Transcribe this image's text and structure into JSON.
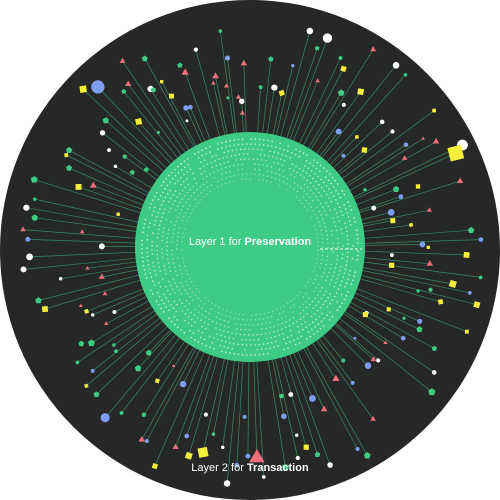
{
  "inner_label": {
    "prefix": "Layer 1 for ",
    "emphasis": "Preservation"
  },
  "outer_label": {
    "prefix": "Layer 2 for ",
    "emphasis": "Transaction"
  },
  "colors": {
    "background": "#262828",
    "core": "#3ecb86",
    "core_dots": "#ffffff",
    "spoke": "#3e9a6a",
    "white_node": "#ffffff",
    "blue_node": "#7f9df0",
    "yellow_node": "#f4ef3a",
    "pink_node": "#ee6e7e",
    "green_node": "#3ecb86"
  },
  "node_types": [
    "white-circle-node",
    "blue-circle-node",
    "yellow-square-node",
    "pink-triangle-node",
    "green-pentagon-node"
  ]
}
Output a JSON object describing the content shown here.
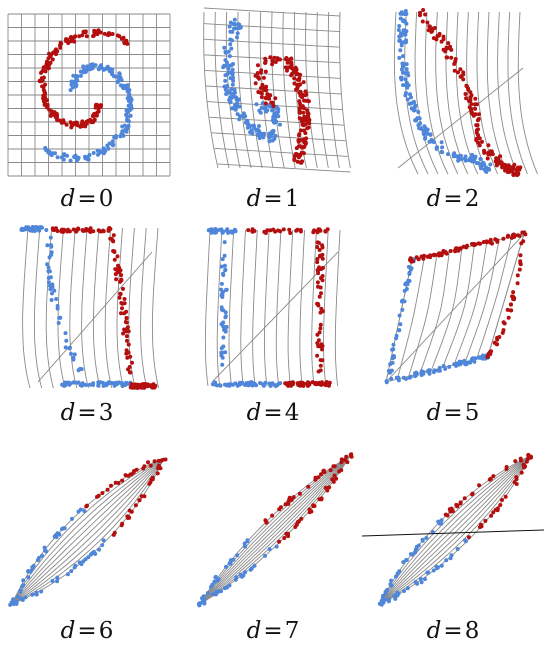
{
  "figure": {
    "colors": {
      "class_a": "#4f86d9",
      "class_b": "#b40f0f",
      "grid": "#8a8a8a",
      "guide_line": "#111111"
    },
    "panels": [
      {
        "var": "d",
        "eq": "=",
        "num": "0"
      },
      {
        "var": "d",
        "eq": "=",
        "num": "1"
      },
      {
        "var": "d",
        "eq": "=",
        "num": "2"
      },
      {
        "var": "d",
        "eq": "=",
        "num": "3"
      },
      {
        "var": "d",
        "eq": "=",
        "num": "4"
      },
      {
        "var": "d",
        "eq": "=",
        "num": "5"
      },
      {
        "var": "d",
        "eq": "=",
        "num": "6"
      },
      {
        "var": "d",
        "eq": "=",
        "num": "7"
      },
      {
        "var": "d",
        "eq": "=",
        "num": "8"
      }
    ]
  }
}
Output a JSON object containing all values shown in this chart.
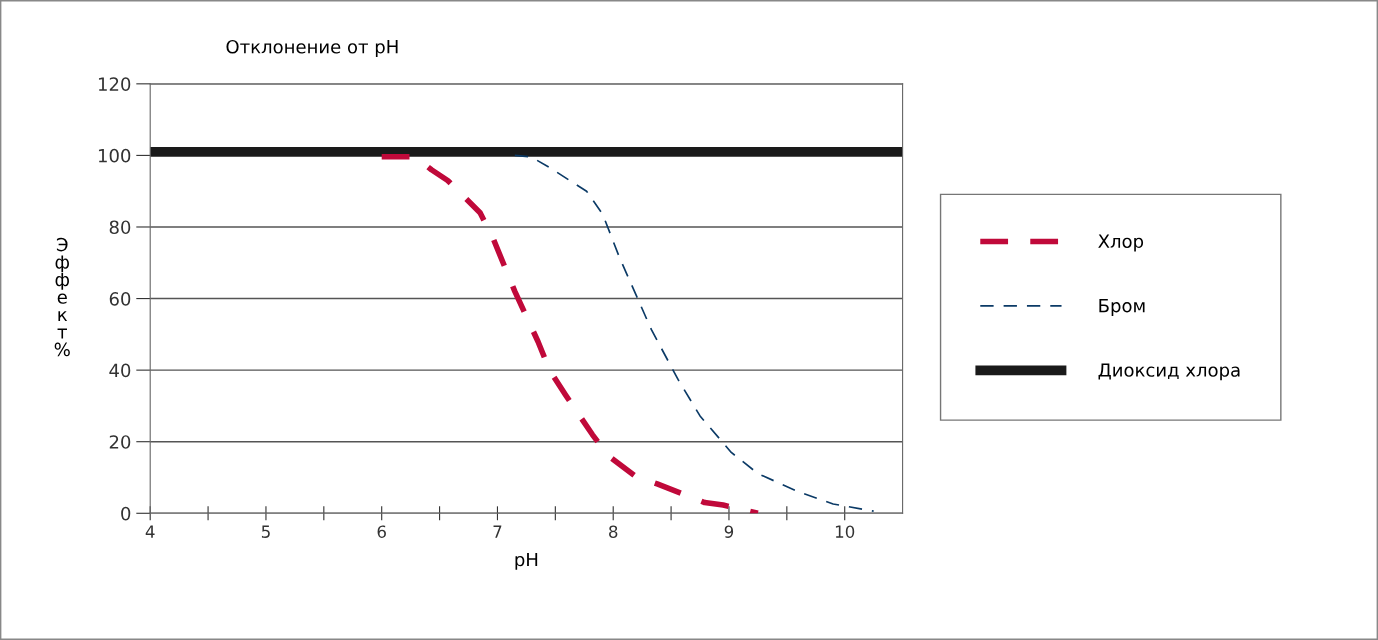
{
  "chart_data": {
    "type": "line",
    "title": "Отклонение от pH",
    "xlabel": "pH",
    "ylabel": "Эффект %",
    "xlim": [
      4,
      10.5
    ],
    "xticks": [
      4,
      {
        "value": 4.5,
        "label": null
      },
      5,
      {
        "value": 5.5,
        "label": null
      },
      6,
      {
        "value": 6.5,
        "label": null
      },
      7,
      {
        "value": 7.5,
        "label": null
      },
      8,
      {
        "value": 8.5,
        "label": null
      },
      9,
      {
        "value": 9.5,
        "label": null
      },
      10
    ],
    "ylim": [
      0,
      120
    ],
    "yticks": [
      0,
      20,
      40,
      60,
      80,
      100,
      120
    ],
    "grid": "y",
    "legend": "right",
    "marker": "none",
    "series": [
      {
        "name": "Хлор",
        "color": "#c0093a",
        "line_style": "dashed",
        "x": [
          6.0,
          6.15,
          6.29,
          6.43,
          6.57,
          6.85,
          6.96,
          7.15,
          7.35,
          7.45,
          7.59,
          7.82,
          7.96,
          8.19,
          8.38,
          8.79,
          8.95,
          9.25
        ],
        "values": [
          99.6,
          99.6,
          99.6,
          96,
          93,
          84,
          77,
          62,
          48,
          40,
          33,
          22,
          16,
          10.4,
          8.2,
          3,
          2.3,
          0
        ]
      },
      {
        "name": "Бром",
        "color": "#0b3a66",
        "line_style": "dashed",
        "x": [
          7.15,
          7.29,
          7.45,
          7.77,
          7.91,
          8.05,
          8.2,
          8.33,
          8.56,
          8.75,
          9.02,
          9.25,
          9.6,
          9.9,
          10.25
        ],
        "values": [
          100,
          99.6,
          96.6,
          90,
          83.5,
          71.8,
          60.8,
          51.3,
          37.4,
          27.2,
          17,
          11.1,
          6,
          2.6,
          0.6
        ]
      },
      {
        "name": "Диоксид хлора",
        "color": "#1a1a1a",
        "line_style": "solid",
        "x": [
          4,
          10.5
        ],
        "values": [
          101,
          101
        ]
      }
    ]
  }
}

------------------------------------------------------------

OBJECTIVE:
Extract all lines of the records above that include "shown".

WORKED ANSWER:
Output a JSON object describing the content shown here.
Output a JSON object containing all values shown in this chart.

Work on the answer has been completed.